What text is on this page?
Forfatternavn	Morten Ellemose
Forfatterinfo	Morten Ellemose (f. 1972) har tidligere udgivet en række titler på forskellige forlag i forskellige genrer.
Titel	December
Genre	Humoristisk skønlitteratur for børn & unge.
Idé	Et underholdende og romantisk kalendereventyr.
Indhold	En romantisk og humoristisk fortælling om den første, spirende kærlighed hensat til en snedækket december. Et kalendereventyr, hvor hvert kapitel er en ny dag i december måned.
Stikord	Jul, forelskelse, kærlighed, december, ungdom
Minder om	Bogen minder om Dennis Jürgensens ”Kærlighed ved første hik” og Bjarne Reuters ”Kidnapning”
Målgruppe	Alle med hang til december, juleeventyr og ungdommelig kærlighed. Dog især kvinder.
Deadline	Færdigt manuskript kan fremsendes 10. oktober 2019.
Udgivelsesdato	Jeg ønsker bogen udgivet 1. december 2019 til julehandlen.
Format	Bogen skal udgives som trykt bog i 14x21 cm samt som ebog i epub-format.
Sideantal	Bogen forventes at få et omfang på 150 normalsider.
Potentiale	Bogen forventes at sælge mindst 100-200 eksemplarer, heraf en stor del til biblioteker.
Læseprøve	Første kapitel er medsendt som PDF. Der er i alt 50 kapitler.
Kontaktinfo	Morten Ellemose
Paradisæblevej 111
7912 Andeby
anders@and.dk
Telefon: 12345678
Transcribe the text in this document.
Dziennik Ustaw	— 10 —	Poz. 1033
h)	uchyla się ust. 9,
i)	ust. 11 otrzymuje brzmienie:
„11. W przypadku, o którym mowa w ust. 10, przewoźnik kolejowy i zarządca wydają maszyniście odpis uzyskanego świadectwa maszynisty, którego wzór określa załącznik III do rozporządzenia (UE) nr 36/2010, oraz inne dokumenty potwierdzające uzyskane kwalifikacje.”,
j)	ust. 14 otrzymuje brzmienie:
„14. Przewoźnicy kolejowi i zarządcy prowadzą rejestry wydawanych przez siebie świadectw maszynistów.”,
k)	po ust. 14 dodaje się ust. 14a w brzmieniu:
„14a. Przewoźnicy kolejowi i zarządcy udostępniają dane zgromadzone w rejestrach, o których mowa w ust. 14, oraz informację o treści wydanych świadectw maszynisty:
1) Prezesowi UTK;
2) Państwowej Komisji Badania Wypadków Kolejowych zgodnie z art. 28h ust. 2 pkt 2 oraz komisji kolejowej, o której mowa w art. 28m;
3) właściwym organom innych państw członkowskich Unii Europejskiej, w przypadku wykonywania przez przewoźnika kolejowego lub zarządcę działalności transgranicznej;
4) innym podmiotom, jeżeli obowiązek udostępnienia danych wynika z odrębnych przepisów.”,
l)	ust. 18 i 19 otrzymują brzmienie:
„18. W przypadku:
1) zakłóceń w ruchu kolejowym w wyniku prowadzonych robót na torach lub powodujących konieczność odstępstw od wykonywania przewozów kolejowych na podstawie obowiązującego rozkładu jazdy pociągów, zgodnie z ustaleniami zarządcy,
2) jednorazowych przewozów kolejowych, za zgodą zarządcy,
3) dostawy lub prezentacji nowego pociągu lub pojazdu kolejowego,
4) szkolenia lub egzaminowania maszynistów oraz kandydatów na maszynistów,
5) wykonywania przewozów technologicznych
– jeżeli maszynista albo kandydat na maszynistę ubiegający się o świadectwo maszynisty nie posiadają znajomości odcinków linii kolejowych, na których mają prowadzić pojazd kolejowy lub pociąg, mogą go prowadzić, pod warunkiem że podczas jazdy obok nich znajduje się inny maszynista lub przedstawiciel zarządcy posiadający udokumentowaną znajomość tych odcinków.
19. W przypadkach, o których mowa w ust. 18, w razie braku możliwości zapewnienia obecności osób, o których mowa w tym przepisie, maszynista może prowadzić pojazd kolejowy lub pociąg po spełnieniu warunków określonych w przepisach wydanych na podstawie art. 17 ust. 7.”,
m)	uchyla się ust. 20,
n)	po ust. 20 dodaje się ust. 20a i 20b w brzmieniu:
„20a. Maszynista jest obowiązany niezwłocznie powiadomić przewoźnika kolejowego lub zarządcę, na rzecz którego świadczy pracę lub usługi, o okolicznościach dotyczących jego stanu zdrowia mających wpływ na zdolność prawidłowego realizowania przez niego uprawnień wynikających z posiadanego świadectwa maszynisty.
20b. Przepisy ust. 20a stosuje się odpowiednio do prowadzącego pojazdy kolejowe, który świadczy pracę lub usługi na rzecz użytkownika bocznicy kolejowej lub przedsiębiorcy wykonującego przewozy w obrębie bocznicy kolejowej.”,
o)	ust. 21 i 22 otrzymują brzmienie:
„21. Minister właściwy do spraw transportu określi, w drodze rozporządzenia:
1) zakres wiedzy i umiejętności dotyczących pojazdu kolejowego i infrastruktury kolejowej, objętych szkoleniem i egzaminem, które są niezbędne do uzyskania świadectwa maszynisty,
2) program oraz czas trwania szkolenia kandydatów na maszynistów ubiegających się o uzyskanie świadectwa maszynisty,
━━━━━━━━
Required work
All of the material above needs to be retyped word for word.

Result for this exercise
What text is on this page?
Forfatternavn	Morten Ellemose
Forfatterinfo	Morten Ellemose (f. 1972) har tidligere udgivet en række titler på forskellige forlag i forskellige genrer.
Titel	December
Genre	Humoristisk skønlitteratur for børn & unge.
Idé	Et underholdende og romantisk kalendereventyr.
Indhold	En romantisk og humoristisk fortælling om den første, spirende kærlighed hensat til en snedækket december. Et kalendereventyr, hvor hvert kapitel er en ny dag i december måned.
Stikord	Jul, forelskelse, kærlighed, december, ungdom
Minder om	Bogen minder om Dennis Jürgensens ”Kærlighed ved første hik” og Bjarne Reuters ”Kidnapning”
Målgruppe	Alle med hang til december, juleeventyr og ungdommelig kærlighed. Dog især kvinder.
Deadline	Færdigt manuskript kan fremsendes 10. oktober 2019.
Udgivelsesdato	Jeg ønsker bogen udgivet 1. december 2019 til julehandlen.
Format	Bogen skal udgives som trykt bog i 14x21 cm samt som ebog i epub-format.
Sideantal	Bogen forventes at få et omfang på 150 normalsider.
Potentiale	Bogen forventes at sælge mindst 100-200 eksemplarer, heraf en stor del til biblioteker.
Læseprøve	Første kapitel er medsendt som PDF. Der er i alt 50 kapitler.
Kontaktinfo	Morten Ellemose
Paradisæblevej 111
7912 Andeby
anders@and.dk
Telefon: 12345678
Transcribe the text in this document.
Dziennik Ustaw	— 10 —	Poz. 1033
h)	uchyla się ust. 9,
i)	ust. 11 otrzymuje brzmienie:
„11. W przypadku, o którym mowa w ust. 10, przewoźnik kolejowy i zarządca wydają maszyniście odpis uzyskanego świadectwa maszynisty, którego wzór określa załącznik III do rozporządzenia (UE) nr 36/2010, oraz inne dokumenty potwierdzające uzyskane kwalifikacje.”,
j)	ust. 14 otrzymuje brzmienie:
„14. Przewoźnicy kolejowi i zarządcy prowadzą rejestry wydawanych przez siebie świadectw maszynistów.”,
k)	po ust. 14 dodaje się ust. 14a w brzmieniu:
„14a. Przewoźnicy kolejowi i zarządcy udostępniają dane zgromadzone w rejestrach, o których mowa w ust. 14, oraz informację o treści wydanych świadectw maszynisty:
1) Prezesowi UTK;
2) Państwowej Komisji Badania Wypadków Kolejowych zgodnie z art. 28h ust. 2 pkt 2 oraz komisji kolejowej, o której mowa w art. 28m;
3) właściwym organom innych państw członkowskich Unii Europejskiej, w przypadku wykonywania przez przewoźnika kolejowego lub zarządcę działalności transgranicznej;
4) innym podmiotom, jeżeli obowiązek udostępnienia danych wynika z odrębnych przepisów.”,
l)	ust. 18 i 19 otrzymują brzmienie:
„18. W przypadku:
1) zakłóceń w ruchu kolejowym w wyniku prowadzonych robót na torach lub powodujących konieczność odstępstw od wykonywania przewozów kolejowych na podstawie obowiązującego rozkładu jazdy pociągów, zgodnie z ustaleniami zarządcy,
2) jednorazowych przewozów kolejowych, za zgodą zarządcy,
3) dostawy lub prezentacji nowego pociągu lub pojazdu kolejowego,
4) szkolenia lub egzaminowania maszynistów oraz kandydatów na maszynistów,
5) wykonywania przewozów technologicznych
– jeżeli maszynista albo kandydat na maszynistę ubiegający się o świadectwo maszynisty nie posiadają znajomości odcinków linii kolejowych, na których mają prowadzić pojazd kolejowy lub pociąg, mogą go prowadzić, pod warunkiem że podczas jazdy obok nich znajduje się inny maszynista lub przedstawiciel zarządcy posiadający udokumentowaną znajomość tych odcinków.
19. W przypadkach, o których mowa w ust. 18, w razie braku możliwości zapewnienia obecności osób, o których mowa w tym przepisie, maszynista może prowadzić pojazd kolejowy lub pociąg po spełnieniu warunków określonych w przepisach wydanych na podstawie art. 17 ust. 7.”,
m)	uchyla się ust. 20,
n)	po ust. 20 dodaje się ust. 20a i 20b w brzmieniu:
„20a. Maszynista jest obowiązany niezwłocznie powiadomić przewoźnika kolejowego lub zarządcę, na rzecz którego świadczy pracę lub usługi, o okolicznościach dotyczących jego stanu zdrowia mających wpływ na zdolność prawidłowego realizowania przez niego uprawnień wynikających z posiadanego świadectwa maszynisty.
20b. Przepisy ust. 20a stosuje się odpowiednio do prowadzącego pojazdy kolejowe, który świadczy pracę lub usługi na rzecz użytkownika bocznicy kolejowej lub przedsiębiorcy wykonującego przewozy w obrębie bocznicy kolejowej.”,
o)	ust. 21 i 22 otrzymują brzmienie:
„21. Minister właściwy do spraw transportu określi, w drodze rozporządzenia:
1) zakres wiedzy i umiejętności dotyczących pojazdu kolejowego i infrastruktury kolejowej, objętych szkoleniem i egzaminem, które są niezbędne do uzyskania świadectwa maszynisty,
2) program oraz czas trwania szkolenia kandydatów na maszynistów ubiegających się o uzyskanie świadectwa maszynisty,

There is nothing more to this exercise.